# STATED TASK:
Could you repeat, word for word, every line from the one containing "What does this" through the final line of the records below, and nothing else?

# MATERIAL FOR THE TASK:
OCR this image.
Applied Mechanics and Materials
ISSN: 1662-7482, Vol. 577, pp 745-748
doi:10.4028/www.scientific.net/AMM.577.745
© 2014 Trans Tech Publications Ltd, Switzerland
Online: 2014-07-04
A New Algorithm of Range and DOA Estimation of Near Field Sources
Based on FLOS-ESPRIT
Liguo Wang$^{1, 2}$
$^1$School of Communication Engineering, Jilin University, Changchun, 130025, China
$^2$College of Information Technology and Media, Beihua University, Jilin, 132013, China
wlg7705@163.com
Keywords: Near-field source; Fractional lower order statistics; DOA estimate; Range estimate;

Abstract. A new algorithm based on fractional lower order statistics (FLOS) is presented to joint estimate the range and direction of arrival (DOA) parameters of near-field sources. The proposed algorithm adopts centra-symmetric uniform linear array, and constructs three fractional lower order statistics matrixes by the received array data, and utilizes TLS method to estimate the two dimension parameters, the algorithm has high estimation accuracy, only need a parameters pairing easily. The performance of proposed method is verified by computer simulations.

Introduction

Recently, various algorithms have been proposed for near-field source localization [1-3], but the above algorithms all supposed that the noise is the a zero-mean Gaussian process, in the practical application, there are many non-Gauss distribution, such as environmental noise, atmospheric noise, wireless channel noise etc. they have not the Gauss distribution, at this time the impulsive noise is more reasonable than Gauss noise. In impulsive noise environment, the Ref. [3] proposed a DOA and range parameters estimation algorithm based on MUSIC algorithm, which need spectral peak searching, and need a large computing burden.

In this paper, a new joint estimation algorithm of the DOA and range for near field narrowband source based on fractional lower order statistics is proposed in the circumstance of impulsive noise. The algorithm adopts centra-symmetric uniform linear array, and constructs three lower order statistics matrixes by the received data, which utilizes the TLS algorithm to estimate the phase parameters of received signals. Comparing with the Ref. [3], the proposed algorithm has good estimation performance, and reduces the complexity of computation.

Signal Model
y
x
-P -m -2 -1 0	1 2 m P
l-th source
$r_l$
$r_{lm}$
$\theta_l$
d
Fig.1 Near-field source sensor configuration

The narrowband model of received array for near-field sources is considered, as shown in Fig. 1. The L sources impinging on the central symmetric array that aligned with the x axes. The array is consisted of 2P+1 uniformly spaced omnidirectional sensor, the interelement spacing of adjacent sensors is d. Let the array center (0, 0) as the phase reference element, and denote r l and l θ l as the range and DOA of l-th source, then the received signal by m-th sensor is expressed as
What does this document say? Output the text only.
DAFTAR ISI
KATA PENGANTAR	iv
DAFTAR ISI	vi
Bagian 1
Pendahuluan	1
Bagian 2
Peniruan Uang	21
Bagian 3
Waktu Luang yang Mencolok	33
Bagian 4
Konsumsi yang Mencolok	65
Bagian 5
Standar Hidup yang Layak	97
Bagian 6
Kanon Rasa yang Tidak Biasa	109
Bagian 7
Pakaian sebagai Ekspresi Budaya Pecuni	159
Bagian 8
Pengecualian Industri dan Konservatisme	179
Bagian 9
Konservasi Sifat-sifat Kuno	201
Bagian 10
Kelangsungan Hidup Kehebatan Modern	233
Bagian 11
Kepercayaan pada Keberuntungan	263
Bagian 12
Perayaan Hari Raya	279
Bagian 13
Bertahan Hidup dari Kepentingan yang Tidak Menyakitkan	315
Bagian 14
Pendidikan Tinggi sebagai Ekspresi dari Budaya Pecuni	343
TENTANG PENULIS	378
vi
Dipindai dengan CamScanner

# RESPONSE:
What does this document say? Output the text only.
DAFTAR ISI
KATA PENGANTAR	iv
DAFTAR ISI	vi
Bagian 1
Pendahuluan	1
Bagian 2
Peniruan Uang	21
Bagian 3
Waktu Luang yang Mencolok	33
Bagian 4
Konsumsi yang Mencolok	65
Bagian 5
Standar Hidup yang Layak	97
Bagian 6
Kanon Rasa yang Tidak Biasa	109
Bagian 7
Pakaian sebagai Ekspresi Budaya Pecuni	159
Bagian 8
Pengecualian Industri dan Konservatisme	179
Bagian 9
Konservasi Sifat-sifat Kuno	201
Bagian 10
Kelangsungan Hidup Kehebatan Modern	233
Bagian 11
Kepercayaan pada Keberuntungan	263
Bagian 12
Perayaan Hari Raya	279
Bagian 13
Bertahan Hidup dari Kepentingan yang Tidak Menyakitkan	315
Bagian 14
Pendidikan Tinggi sebagai Ekspresi dari Budaya Pecuni	343
TENTANG PENULIS	378
vi
Dipindai dengan CamScanner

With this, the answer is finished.